What is expected:
Each record below must be returned exactly as shown.

Exercise material:
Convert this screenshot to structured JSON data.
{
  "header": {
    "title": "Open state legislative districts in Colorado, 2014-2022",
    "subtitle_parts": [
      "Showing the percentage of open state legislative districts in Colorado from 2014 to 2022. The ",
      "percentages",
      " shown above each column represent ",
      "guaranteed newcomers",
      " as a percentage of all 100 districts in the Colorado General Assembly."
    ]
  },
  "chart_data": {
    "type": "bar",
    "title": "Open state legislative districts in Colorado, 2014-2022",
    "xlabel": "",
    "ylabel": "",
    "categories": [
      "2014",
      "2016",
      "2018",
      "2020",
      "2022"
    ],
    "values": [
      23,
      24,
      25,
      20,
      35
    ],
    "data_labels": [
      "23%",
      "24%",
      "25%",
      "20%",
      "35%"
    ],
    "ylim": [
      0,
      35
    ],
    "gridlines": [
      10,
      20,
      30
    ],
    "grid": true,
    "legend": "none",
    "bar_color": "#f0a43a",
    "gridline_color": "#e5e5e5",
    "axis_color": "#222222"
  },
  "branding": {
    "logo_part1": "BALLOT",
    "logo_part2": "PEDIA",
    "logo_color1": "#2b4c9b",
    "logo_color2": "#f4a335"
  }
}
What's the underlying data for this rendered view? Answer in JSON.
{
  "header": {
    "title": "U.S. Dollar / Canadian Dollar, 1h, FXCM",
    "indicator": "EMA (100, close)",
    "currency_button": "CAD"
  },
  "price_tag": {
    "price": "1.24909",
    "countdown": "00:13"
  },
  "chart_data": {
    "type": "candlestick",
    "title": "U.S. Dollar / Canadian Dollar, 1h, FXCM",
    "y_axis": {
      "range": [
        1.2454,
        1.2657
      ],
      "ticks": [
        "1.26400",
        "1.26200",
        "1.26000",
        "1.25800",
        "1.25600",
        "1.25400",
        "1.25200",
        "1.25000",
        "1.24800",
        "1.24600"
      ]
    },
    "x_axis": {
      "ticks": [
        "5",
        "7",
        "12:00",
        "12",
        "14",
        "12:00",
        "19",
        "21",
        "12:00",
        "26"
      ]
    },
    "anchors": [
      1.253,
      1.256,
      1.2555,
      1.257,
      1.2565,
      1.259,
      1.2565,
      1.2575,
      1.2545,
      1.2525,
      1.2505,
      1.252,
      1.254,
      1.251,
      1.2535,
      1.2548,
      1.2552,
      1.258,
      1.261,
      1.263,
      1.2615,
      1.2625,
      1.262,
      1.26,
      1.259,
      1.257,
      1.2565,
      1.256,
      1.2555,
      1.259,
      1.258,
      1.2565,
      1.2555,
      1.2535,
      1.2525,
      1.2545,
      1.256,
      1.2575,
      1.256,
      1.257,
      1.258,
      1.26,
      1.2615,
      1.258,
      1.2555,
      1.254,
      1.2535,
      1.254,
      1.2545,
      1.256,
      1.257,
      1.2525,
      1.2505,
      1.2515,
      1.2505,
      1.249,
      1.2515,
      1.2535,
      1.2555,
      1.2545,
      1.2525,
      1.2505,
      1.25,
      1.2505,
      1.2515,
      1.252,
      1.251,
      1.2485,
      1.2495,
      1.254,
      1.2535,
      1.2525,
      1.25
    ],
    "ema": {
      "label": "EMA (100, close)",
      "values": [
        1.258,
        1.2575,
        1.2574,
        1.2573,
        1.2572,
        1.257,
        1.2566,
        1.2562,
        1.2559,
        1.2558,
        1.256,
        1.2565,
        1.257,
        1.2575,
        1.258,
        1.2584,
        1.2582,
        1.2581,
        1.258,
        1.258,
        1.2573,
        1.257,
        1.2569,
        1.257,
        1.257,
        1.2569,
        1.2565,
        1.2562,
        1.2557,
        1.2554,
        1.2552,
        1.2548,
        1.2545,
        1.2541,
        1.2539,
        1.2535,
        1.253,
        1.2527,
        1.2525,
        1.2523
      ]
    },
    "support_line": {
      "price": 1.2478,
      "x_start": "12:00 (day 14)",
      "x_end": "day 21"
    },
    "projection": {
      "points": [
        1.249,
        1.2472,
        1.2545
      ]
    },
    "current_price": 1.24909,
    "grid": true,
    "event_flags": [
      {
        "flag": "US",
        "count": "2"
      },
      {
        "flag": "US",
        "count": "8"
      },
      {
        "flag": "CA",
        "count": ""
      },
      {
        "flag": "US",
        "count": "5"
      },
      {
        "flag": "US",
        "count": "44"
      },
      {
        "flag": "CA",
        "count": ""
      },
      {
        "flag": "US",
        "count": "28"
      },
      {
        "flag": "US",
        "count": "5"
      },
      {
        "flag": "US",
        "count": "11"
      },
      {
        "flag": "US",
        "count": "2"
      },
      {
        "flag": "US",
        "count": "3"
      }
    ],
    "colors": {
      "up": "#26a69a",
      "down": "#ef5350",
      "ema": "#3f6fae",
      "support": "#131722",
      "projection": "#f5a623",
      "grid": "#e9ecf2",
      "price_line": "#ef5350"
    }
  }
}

Answer to this exercise:
Convert this screenshot to structured JSON data.
{
  "header": {
    "title": "Open state legislative districts in Colorado, 2014-2022",
    "subtitle_parts": [
      "Showing the percentage of open state legislative districts in Colorado from 2014 to 2022. The ",
      "percentages",
      " shown above each column represent ",
      "guaranteed newcomers",
      " as a percentage of all 100 districts in the Colorado General Assembly."
    ]
  },
  "chart_data": {
    "type": "bar",
    "title": "Open state legislative districts in Colorado, 2014-2022",
    "xlabel": "",
    "ylabel": "",
    "categories": [
      "2014",
      "2016",
      "2018",
      "2020",
      "2022"
    ],
    "values": [
      23,
      24,
      25,
      20,
      35
    ],
    "data_labels": [
      "23%",
      "24%",
      "25%",
      "20%",
      "35%"
    ],
    "ylim": [
      0,
      35
    ],
    "gridlines": [
      10,
      20,
      30
    ],
    "grid": true,
    "legend": "none",
    "bar_color": "#f0a43a",
    "gridline_color": "#e5e5e5",
    "axis_color": "#222222"
  },
  "branding": {
    "logo_part1": "BALLOT",
    "logo_part2": "PEDIA",
    "logo_color1": "#2b4c9b",
    "logo_color2": "#f4a335"
  }
}
What's the underlying data for this rendered view? Answer in JSON.
{
  "header": {
    "title": "U.S. Dollar / Canadian Dollar, 1h, FXCM",
    "indicator": "EMA (100, close)",
    "currency_button": "CAD"
  },
  "price_tag": {
    "price": "1.24909",
    "countdown": "00:13"
  },
  "chart_data": {
    "type": "candlestick",
    "title": "U.S. Dollar / Canadian Dollar, 1h, FXCM",
    "y_axis": {
      "range": [
        1.2454,
        1.2657
      ],
      "ticks": [
        "1.26400",
        "1.26200",
        "1.26000",
        "1.25800",
        "1.25600",
        "1.25400",
        "1.25200",
        "1.25000",
        "1.24800",
        "1.24600"
      ]
    },
    "x_axis": {
      "ticks": [
        "5",
        "7",
        "12:00",
        "12",
        "14",
        "12:00",
        "19",
        "21",
        "12:00",
        "26"
      ]
    },
    "anchors": [
      1.253,
      1.256,
      1.2555,
      1.257,
      1.2565,
      1.259,
      1.2565,
      1.2575,
      1.2545,
      1.2525,
      1.2505,
      1.252,
      1.254,
      1.251,
      1.2535,
      1.2548,
      1.2552,
      1.258,
      1.261,
      1.263,
      1.2615,
      1.2625,
      1.262,
      1.26,
      1.259,
      1.257,
      1.2565,
      1.256,
      1.2555,
      1.259,
      1.258,
      1.2565,
      1.2555,
      1.2535,
      1.2525,
      1.2545,
      1.256,
      1.2575,
      1.256,
      1.257,
      1.258,
      1.26,
      1.2615,
      1.258,
      1.2555,
      1.254,
      1.2535,
      1.254,
      1.2545,
      1.256,
      1.257,
      1.2525,
      1.2505,
      1.2515,
      1.2505,
      1.249,
      1.2515,
      1.2535,
      1.2555,
      1.2545,
      1.2525,
      1.2505,
      1.25,
      1.2505,
      1.2515,
      1.252,
      1.251,
      1.2485,
      1.2495,
      1.254,
      1.2535,
      1.2525,
      1.25
    ],
    "ema": {
      "label": "EMA (100, close)",
      "values": [
        1.258,
        1.2575,
        1.2574,
        1.2573,
        1.2572,
        1.257,
        1.2566,
        1.2562,
        1.2559,
        1.2558,
        1.256,
        1.2565,
        1.257,
        1.2575,
        1.258,
        1.2584,
        1.2582,
        1.2581,
        1.258,
        1.258,
        1.2573,
        1.257,
        1.2569,
        1.257,
        1.257,
        1.2569,
        1.2565,
        1.2562,
        1.2557,
        1.2554,
        1.2552,
        1.2548,
        1.2545,
        1.2541,
        1.2539,
        1.2535,
        1.253,
        1.2527,
        1.2525,
        1.2523
      ]
    },
    "support_line": {
      "price": 1.2478,
      "x_start": "12:00 (day 14)",
      "x_end": "day 21"
    },
    "projection": {
      "points": [
        1.249,
        1.2472,
        1.2545
      ]
    },
    "current_price": 1.24909,
    "grid": true,
    "event_flags": [
      {
        "flag": "US",
        "count": "2"
      },
      {
        "flag": "US",
        "count": "8"
      },
      {
        "flag": "CA",
        "count": ""
      },
      {
        "flag": "US",
        "count": "5"
      },
      {
        "flag": "US",
        "count": "44"
      },
      {
        "flag": "CA",
        "count": ""
      },
      {
        "flag": "US",
        "count": "28"
      },
      {
        "flag": "US",
        "count": "5"
      },
      {
        "flag": "US",
        "count": "11"
      },
      {
        "flag": "US",
        "count": "2"
      },
      {
        "flag": "US",
        "count": "3"
      }
    ],
    "colors": {
      "up": "#26a69a",
      "down": "#ef5350",
      "ema": "#3f6fae",
      "support": "#131722",
      "projection": "#f5a623",
      "grid": "#e9ecf2",
      "price_line": "#ef5350"
    }
  }
}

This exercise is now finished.